REQUIREMENTS: Identify the lines that contain the word "Person", then copy them.

INPUT DATA:
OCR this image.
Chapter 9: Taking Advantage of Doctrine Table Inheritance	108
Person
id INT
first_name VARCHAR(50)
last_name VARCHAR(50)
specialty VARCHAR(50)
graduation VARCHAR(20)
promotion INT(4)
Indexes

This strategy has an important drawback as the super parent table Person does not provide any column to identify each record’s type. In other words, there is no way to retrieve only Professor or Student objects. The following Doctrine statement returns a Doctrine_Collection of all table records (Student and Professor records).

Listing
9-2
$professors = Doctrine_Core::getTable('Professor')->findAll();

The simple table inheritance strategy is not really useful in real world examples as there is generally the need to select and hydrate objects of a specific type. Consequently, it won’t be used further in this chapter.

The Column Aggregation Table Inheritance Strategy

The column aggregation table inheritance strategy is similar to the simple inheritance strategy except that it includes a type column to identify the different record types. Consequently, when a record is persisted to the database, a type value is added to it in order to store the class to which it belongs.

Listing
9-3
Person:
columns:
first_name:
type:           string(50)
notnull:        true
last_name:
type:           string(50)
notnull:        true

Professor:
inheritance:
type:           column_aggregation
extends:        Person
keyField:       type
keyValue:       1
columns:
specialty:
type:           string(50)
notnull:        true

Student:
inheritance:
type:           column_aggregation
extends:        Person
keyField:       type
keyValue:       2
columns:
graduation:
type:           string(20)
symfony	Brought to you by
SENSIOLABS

TASK RESPONSE:
Person
This strategy has an important drawback as the super parent table Person does not provide any column to identify each record’s type. In other words, there is no way to retrieve only Professor or Student objects. The following Doctrine statement returns a Doctrine_Collection of all table records (Student and Professor records).
Person:
extends:        Person
extends:        Person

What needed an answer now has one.